--- Begin Source records ---

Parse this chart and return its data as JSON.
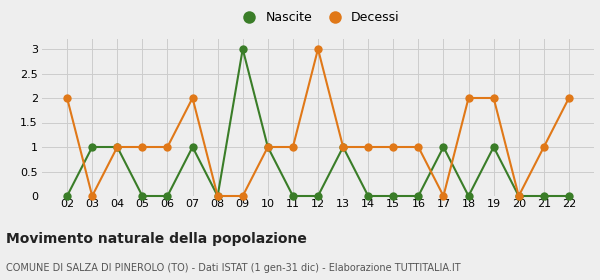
{
  "years": [
    "02",
    "03",
    "04",
    "05",
    "06",
    "07",
    "08",
    "09",
    "10",
    "11",
    "12",
    "13",
    "14",
    "15",
    "16",
    "17",
    "18",
    "19",
    "20",
    "21",
    "22"
  ],
  "nascite": [
    0,
    1,
    1,
    0,
    0,
    1,
    0,
    3,
    1,
    0,
    0,
    1,
    0,
    0,
    0,
    1,
    0,
    1,
    0,
    0,
    0
  ],
  "decessi": [
    2,
    0,
    1,
    1,
    1,
    2,
    0,
    0,
    1,
    1,
    3,
    1,
    1,
    1,
    1,
    0,
    2,
    2,
    0,
    1,
    2
  ],
  "nascite_color": "#3a7d28",
  "decessi_color": "#e07818",
  "title": "Movimento naturale della popolazione",
  "subtitle": "COMUNE DI SALZA DI PINEROLO (TO) - Dati ISTAT (1 gen-31 dic) - Elaborazione TUTTITALIA.IT",
  "legend_nascite": "Nascite",
  "legend_decessi": "Decessi",
  "ylim_min": 0,
  "ylim_max": 3.2,
  "yticks": [
    0,
    0.5,
    1.0,
    1.5,
    2.0,
    2.5,
    3.0
  ],
  "bg_color": "#eeeeee",
  "grid_color": "#cccccc",
  "marker_size": 6,
  "linewidth": 1.5,
  "title_fontsize": 10,
  "subtitle_fontsize": 7,
  "tick_fontsize": 8,
  "legend_fontsize": 9
}
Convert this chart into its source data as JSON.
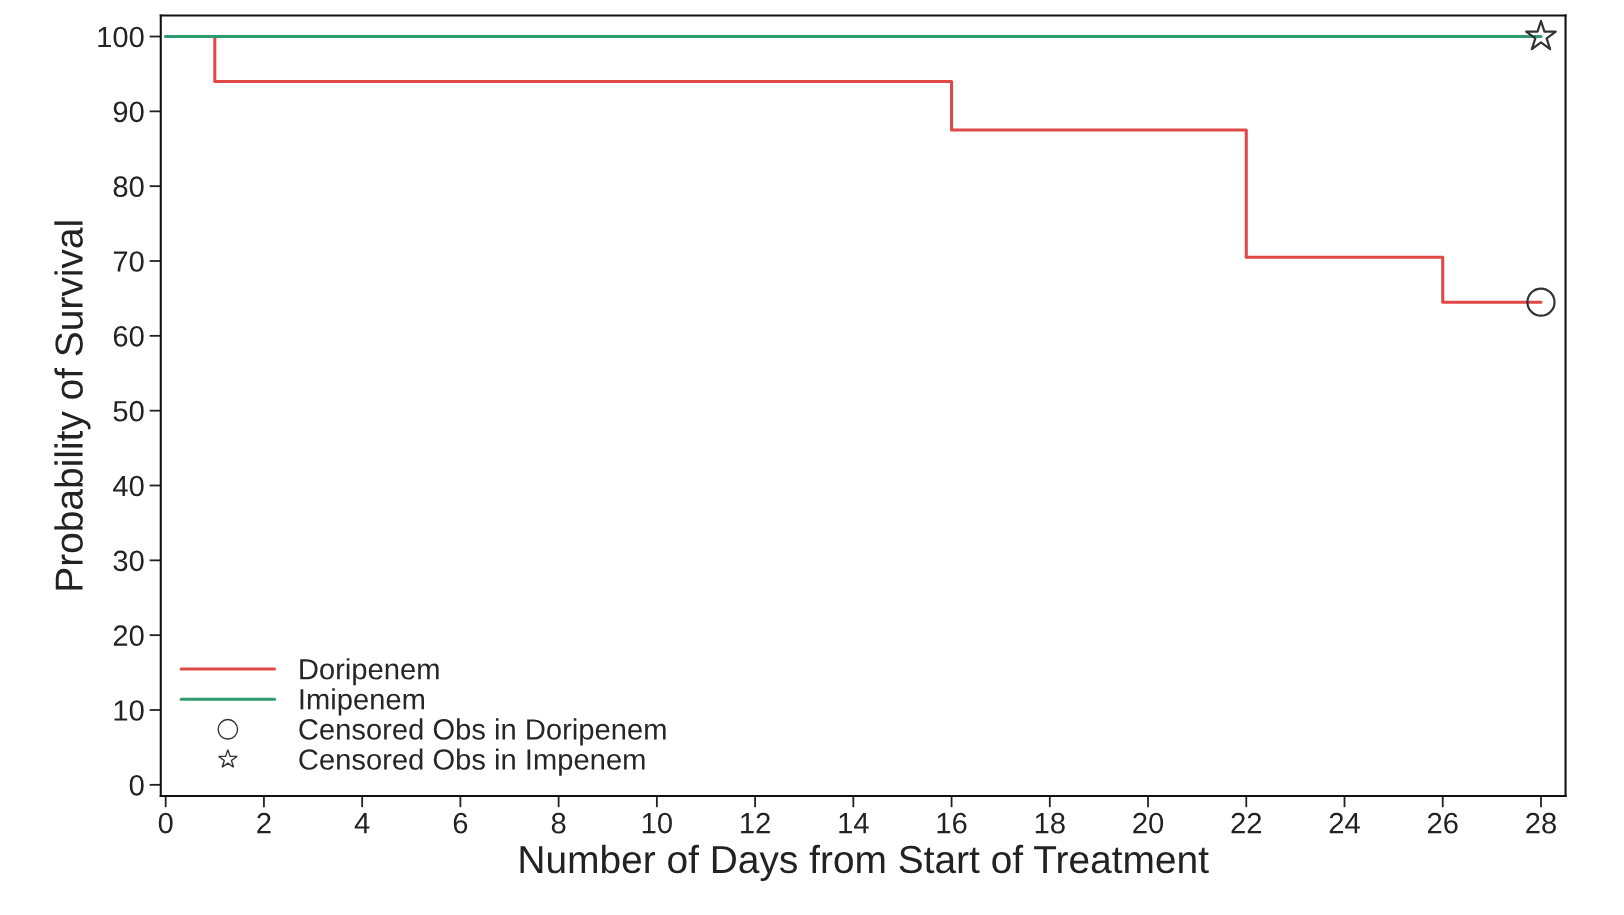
{
  "chart_data": {
    "type": "step",
    "xlabel": "Number of Days from Start of Treatment",
    "ylabel": "Probability of Survival",
    "xlim": [
      -0.1,
      28.5
    ],
    "ylim": [
      -1.5,
      102.8
    ],
    "xticks": [
      0,
      2,
      4,
      6,
      8,
      10,
      12,
      14,
      16,
      18,
      20,
      22,
      24,
      26,
      28
    ],
    "yticks": [
      0,
      10,
      20,
      30,
      40,
      50,
      60,
      70,
      80,
      90,
      100
    ],
    "grid": false,
    "legend": "bottom left",
    "series": [
      {
        "name": "Doripenem",
        "color": "#e04848",
        "x": [
          0,
          1,
          16,
          22,
          26,
          28
        ],
        "values": [
          100,
          94,
          87.5,
          70.5,
          64.5,
          64.5
        ],
        "marker": "none"
      },
      {
        "name": "Imipenem",
        "color": "#2f9a6e",
        "x": [
          0,
          28
        ],
        "values": [
          100,
          100
        ],
        "marker": "none"
      },
      {
        "name": "Censored Obs in Doripenem",
        "type": "scatter",
        "color": "#333333",
        "x": [
          28
        ],
        "values": [
          64.5
        ],
        "marker": "circle"
      },
      {
        "name": "Censored Obs in Impenem",
        "type": "scatter",
        "color": "#333333",
        "x": [
          28
        ],
        "values": [
          100
        ],
        "marker": "star"
      }
    ]
  }
}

--- End Source records ---

Set exercise:
In the records above, find each line with the word "this" and copy it.

Response:
Parse this chart and return its data as JSON.
Convert this chart into its source data as JSON.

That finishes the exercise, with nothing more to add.